Written task
Write the data out again, character for character, with no images.
____ Recorded information
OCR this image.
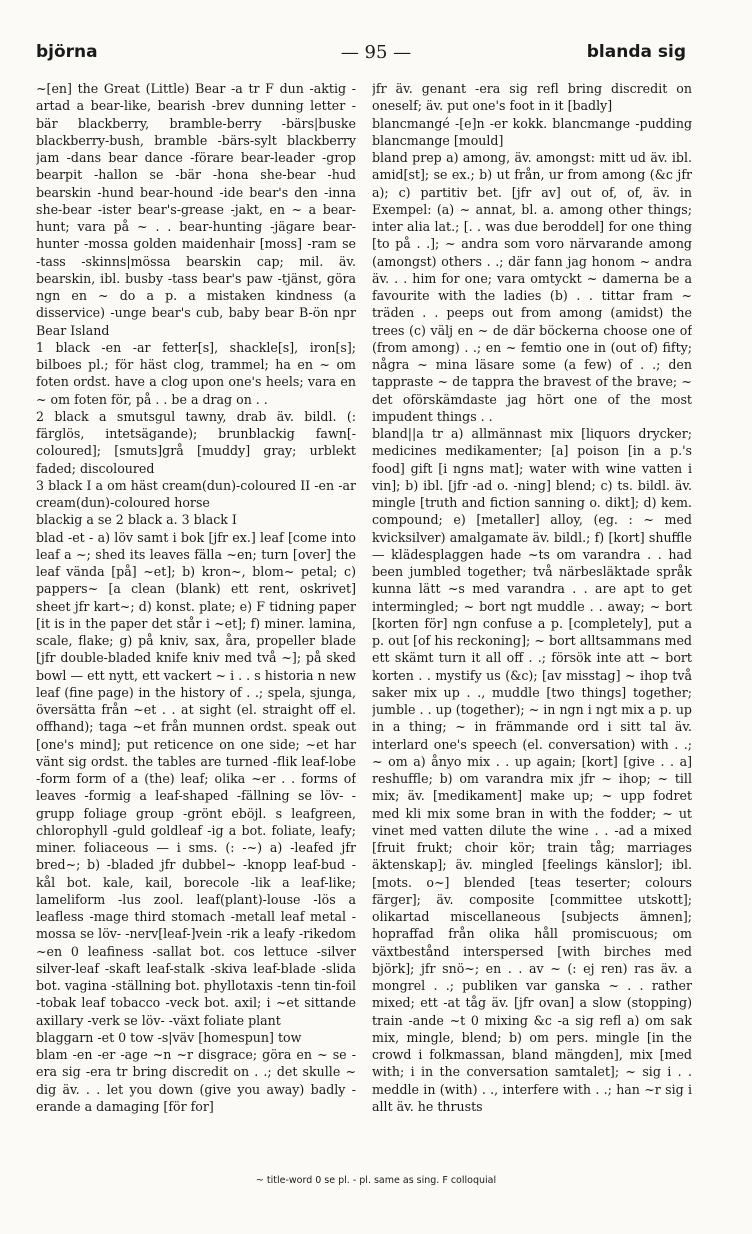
björna	— 95 —	blanda sig

~[en] the Great (Little) Bear -a tr F dun -aktig -artad a bear-like, bearish -brev dunning letter -bär blackberry, bramble-berry -bärs|buske blackberry-bush, bramble -bärs-sylt blackberry jam -dans bear dance -förare bear-leader -grop bearpit -hallon se -bär -hona she-bear -hud bearskin -hund bear-hound -ide bear's den -inna she-bear -ister bear's-grease -jakt, en ~ a bear-hunt; vara på ~ . . bear-hunting -jägare bear-hunter -mossa golden maidenhair [moss] -ram se -tass -skinns|mössa bearskin cap; mil. äv. bearskin, ibl. busby -tass bear's paw -tjänst, göra ngn en ~ do a p. a mistaken kindness (a disservice) -unge bear's cub, baby bear B-ön npr Bear Island

1 black -en -ar fetter[s], shackle[s], iron[s]; bilboes pl.; för häst clog, trammel; ha en ~ om foten ordst. have a clog upon one's heels; vara en ~ om foten för, på . . be a drag on . .

2 black a smutsgul tawny, drab äv. bildl. (: färglös, intetsägande); brunblackig fawn[-coloured]; [smuts]grå [muddy] gray; urblekt faded; discoloured

3 black I a om häst cream(dun)-coloured II -en -ar cream(dun)-coloured horse

blackig a se 2 black a. 3 black I

blad -et - a) löv samt i bok [jfr ex.] leaf [come into leaf a ~; shed its leaves fälla ~en; turn [over] the leaf vända [på] ~et]; b) kron~, blom~ petal; c) pappers~ [a clean (blank) ett rent, oskrivet] sheet jfr kart~; d) konst. plate; e) F tidning paper [it is in the paper det står i ~et]; f) miner. lamina, scale, flake; g) på kniv, sax, åra, propeller blade [jfr double-bladed knife kniv med två ~]; på sked bowl — ett nytt, ett vackert ~ i . . s historia n new leaf (fine page) in the history of . .; spela, sjunga, översätta från ~et . . at sight (el. straight off el. offhand); taga ~et från munnen ordst. speak out [one's mind]; put reticence on one side; ~et har vänt sig ordst. the tables are turned -flik leaf-lobe -form form of a (the) leaf; olika ~er . . forms of leaves -formig a leaf-shaped -fällning se löv- -grupp foliage group -grönt eböjl. s leafgreen, chlorophyll -guld goldleaf -ig a bot. foliate, leafy; miner. foliaceous — i sms. (: -~) a) -leafed jfr bred~; b) -bladed jfr dubbel~ -knopp leaf-bud -kål bot. kale, kail, borecole -lik a leaf-like; lameliform -lus zool. leaf(plant)-louse -lös a leafless -mage third stomach -metall leaf metal -mossa se löv- -nerv[leaf-]vein -rik a leafy -rikedom ~en 0 leafiness -sallat bot. cos lettuce -silver silver-leaf -skaft leaf-stalk -skiva leaf-blade -slida bot. vagina -ställning bot. phyllotaxis -tenn tin-foil -tobak leaf tobacco -veck bot. axil; i ~et sittande axillary -verk se löv- -växt foliate plant

blaggarn -et 0 tow -s|väv [homespun] tow

blam -en -er -age ~n ~r disgrace; göra en ~ se -era sig -era tr bring discredit on . .; det skulle ~ dig äv. . . let you down (give you away) badly -erande a damaging [för for]

jfr äv. genant -era sig refl bring discredit on oneself; äv. put one's foot in it [badly]

blancmangé -[e]n -er kokk. blancmange -pudding blancmange [mould]

bland prep a) among, äv. amongst: mitt ud äv. ibl. amid[st]; se ex.; b) ut från, ur from among (&c jfr a); c) partitiv bet. [jfr av] out of, of, äv. in Exempel: (a) ~ annat, bl. a. among other things; inter alia lat.; [. . was due beroddel] for one thing [to på . .]; ~ andra som voro närvarande among (amongst) others . .; där fann jag honom ~ andra äv. . . him for one; vara omtyckt ~ damerna be a favourite with the ladies (b) . . tittar fram ~ träden . . peeps out from among (amidst) the trees (c) välj en ~ de där böckerna choose one of (from among) . .; en ~ femtio one in (out of) fifty; några ~ mina läsare some (a few) of . .; den tappraste ~ de tappra the bravest of the brave; ~ det oförskämdaste jag hört one of the most impudent things . .

bland||a tr a) allmännast mix [liquors drycker; medicines medikamenter; [a] poison [in a p.'s food] gift [i ngns mat]; water with wine vatten i vin]; b) ibl. [jfr -ad o. -ning] blend; c) ts. bildl. äv. mingle [truth and fiction sanning o. dikt]; d) kem. compound; e) [metaller] alloy, (eg. : ~ med kvicksilver) amalgamate äv. bildl.; f) [kort] shuffle — klädesplaggen hade ~ts om varandra . . had been jumbled together; två närbesläktade språk kunna lätt ~s med varandra . . are apt to get intermingled; ~ bort ngt muddle . . away; ~ bort [korten för] ngn confuse a p. [completely], put a p. out [of his reckoning]; ~ bort alltsammans med ett skämt turn it all off . .; försök inte att ~ bort korten . . mystify us (&c); [av misstag] ~ ihop två saker mix up . ., muddle [two things] together; jumble . . up (together); ~ in ngn i ngt mix a p. up in a thing; ~ in främmande ord i sitt tal äv. interlard one's speech (el. conversation) with . .; ~ om a) ånyo mix . . up again; [kort] [give . . a] reshuffle; b) om varandra mix jfr ~ ihop; ~ till mix; äv. [medikament] make up; ~ upp fodret med kli mix some bran in with the fodder; ~ ut vinet med vatten dilute the wine . . -ad a mixed [fruit frukt; choir kör; train tåg; marriages äktenskap]; äv. mingled [feelings känslor]; ibl. [mots. o~] blended [teas teserter; colours färger]; äv. composite [committee utskott]; olikartad miscellaneous [subjects ämnen]; hopraffad från olika håll promiscuous; om växtbestånd interspersed [with birches med björk]; jfr snö~; en . . av ~ (: ej ren) ras äv. a mongrel . .; publiken var ganska ~ . . rather mixed; ett -at tåg äv. [jfr ovan] a slow (stopping) train -ande ~t 0 mixing &c -a sig refl a) om sak mix, mingle, blend; b) om pers. mingle [in the crowd i folkmassan, bland mängden], mix [med with; i in the conversation samtalet]; ~ sig i . . meddle in (with) . ., interfere with . .; han ~r sig i allt äv. he thrusts

~ title-word 0 se pl. - pl. same as sing. F colloquial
________
Completed task
OCR this image.
björna	— 95 —	blanda sig

~[en] the Great (Little) Bear -a tr F dun -aktig -artad a bear-like, bearish -brev dunning letter -bär blackberry, bramble-berry -bärs|buske blackberry-bush, bramble -bärs-sylt blackberry jam -dans bear dance -förare bear-leader -grop bearpit -hallon se -bär -hona she-bear -hud bearskin -hund bear-hound -ide bear's den -inna she-bear -ister bear's-grease -jakt, en ~ a bear-hunt; vara på ~ . . bear-hunting -jägare bear-hunter -mossa golden maidenhair [moss] -ram se -tass -skinns|mössa bearskin cap; mil. äv. bearskin, ibl. busby -tass bear's paw -tjänst, göra ngn en ~ do a p. a mistaken kindness (a disservice) -unge bear's cub, baby bear B-ön npr Bear Island

1 black -en -ar fetter[s], shackle[s], iron[s]; bilboes pl.; för häst clog, trammel; ha en ~ om foten ordst. have a clog upon one's heels; vara en ~ om foten för, på . . be a drag on . .

2 black a smutsgul tawny, drab äv. bildl. (: färglös, intetsägande); brunblackig fawn[-coloured]; [smuts]grå [muddy] gray; urblekt faded; discoloured

3 black I a om häst cream(dun)-coloured II -en -ar cream(dun)-coloured horse

blackig a se 2 black a. 3 black I

blad -et - a) löv samt i bok [jfr ex.] leaf [come into leaf a ~; shed its leaves fälla ~en; turn [over] the leaf vända [på] ~et]; b) kron~, blom~ petal; c) pappers~ [a clean (blank) ett rent, oskrivet] sheet jfr kart~; d) konst. plate; e) F tidning paper [it is in the paper det står i ~et]; f) miner. lamina, scale, flake; g) på kniv, sax, åra, propeller blade [jfr double-bladed knife kniv med två ~]; på sked bowl — ett nytt, ett vackert ~ i . . s historia n new leaf (fine page) in the history of . .; spela, sjunga, översätta från ~et . . at sight (el. straight off el. offhand); taga ~et från munnen ordst. speak out [one's mind]; put reticence on one side; ~et har vänt sig ordst. the tables are turned -flik leaf-lobe -form form of a (the) leaf; olika ~er . . forms of leaves -formig a leaf-shaped -fällning se löv- -grupp foliage group -grönt eböjl. s leafgreen, chlorophyll -guld goldleaf -ig a bot. foliate, leafy; miner. foliaceous — i sms. (: -~) a) -leafed jfr bred~; b) -bladed jfr dubbel~ -knopp leaf-bud -kål bot. kale, kail, borecole -lik a leaf-like; lameliform -lus zool. leaf(plant)-louse -lös a leafless -mage third stomach -metall leaf metal -mossa se löv- -nerv[leaf-]vein -rik a leafy -rikedom ~en 0 leafiness -sallat bot. cos lettuce -silver silver-leaf -skaft leaf-stalk -skiva leaf-blade -slida bot. vagina -ställning bot. phyllotaxis -tenn tin-foil -tobak leaf tobacco -veck bot. axil; i ~et sittande axillary -verk se löv- -växt foliate plant

blaggarn -et 0 tow -s|väv [homespun] tow

blam -en -er -age ~n ~r disgrace; göra en ~ se -era sig -era tr bring discredit on . .; det skulle ~ dig äv. . . let you down (give you away) badly -erande a damaging [för for]

jfr äv. genant -era sig refl bring discredit on oneself; äv. put one's foot in it [badly]

blancmangé -[e]n -er kokk. blancmange -pudding blancmange [mould]

bland prep a) among, äv. amongst: mitt ud äv. ibl. amid[st]; se ex.; b) ut från, ur from among (&c jfr a); c) partitiv bet. [jfr av] out of, of, äv. in Exempel: (a) ~ annat, bl. a. among other things; inter alia lat.; [. . was due beroddel] for one thing [to på . .]; ~ andra som voro närvarande among (amongst) others . .; där fann jag honom ~ andra äv. . . him for one; vara omtyckt ~ damerna be a favourite with the ladies (b) . . tittar fram ~ träden . . peeps out from among (amidst) the trees (c) välj en ~ de där böckerna choose one of (from among) . .; en ~ femtio one in (out of) fifty; några ~ mina läsare some (a few) of . .; den tappraste ~ de tappra the bravest of the brave; ~ det oförskämdaste jag hört one of the most impudent things . .

bland||a tr a) allmännast mix [liquors drycker; medicines medikamenter; [a] poison [in a p.'s food] gift [i ngns mat]; water with wine vatten i vin]; b) ibl. [jfr -ad o. -ning] blend; c) ts. bildl. äv. mingle [truth and fiction sanning o. dikt]; d) kem. compound; e) [metaller] alloy, (eg. : ~ med kvicksilver) amalgamate äv. bildl.; f) [kort] shuffle — klädesplaggen hade ~ts om varandra . . had been jumbled together; två närbesläktade språk kunna lätt ~s med varandra . . are apt to get intermingled; ~ bort ngt muddle . . away; ~ bort [korten för] ngn confuse a p. [completely], put a p. out [of his reckoning]; ~ bort alltsammans med ett skämt turn it all off . .; försök inte att ~ bort korten . . mystify us (&c); [av misstag] ~ ihop två saker mix up . ., muddle [two things] together; jumble . . up (together); ~ in ngn i ngt mix a p. up in a thing; ~ in främmande ord i sitt tal äv. interlard one's speech (el. conversation) with . .; ~ om a) ånyo mix . . up again; [kort] [give . . a] reshuffle; b) om varandra mix jfr ~ ihop; ~ till mix; äv. [medikament] make up; ~ upp fodret med kli mix some bran in with the fodder; ~ ut vinet med vatten dilute the wine . . -ad a mixed [fruit frukt; choir kör; train tåg; marriages äktenskap]; äv. mingled [feelings känslor]; ibl. [mots. o~] blended [teas teserter; colours färger]; äv. composite [committee utskott]; olikartad miscellaneous [subjects ämnen]; hopraffad från olika håll promiscuous; om växtbestånd interspersed [with birches med björk]; jfr snö~; en . . av ~ (: ej ren) ras äv. a mongrel . .; publiken var ganska ~ . . rather mixed; ett -at tåg äv. [jfr ovan] a slow (stopping) train -ande ~t 0 mixing &c -a sig refl a) om sak mix, mingle, blend; b) om pers. mingle [in the crowd i folkmassan, bland mängden], mix [med with; i in the conversation samtalet]; ~ sig i . . meddle in (with) . ., interfere with . .; han ~r sig i allt äv. he thrusts

~ title-word 0 se pl. - pl. same as sing. F colloquial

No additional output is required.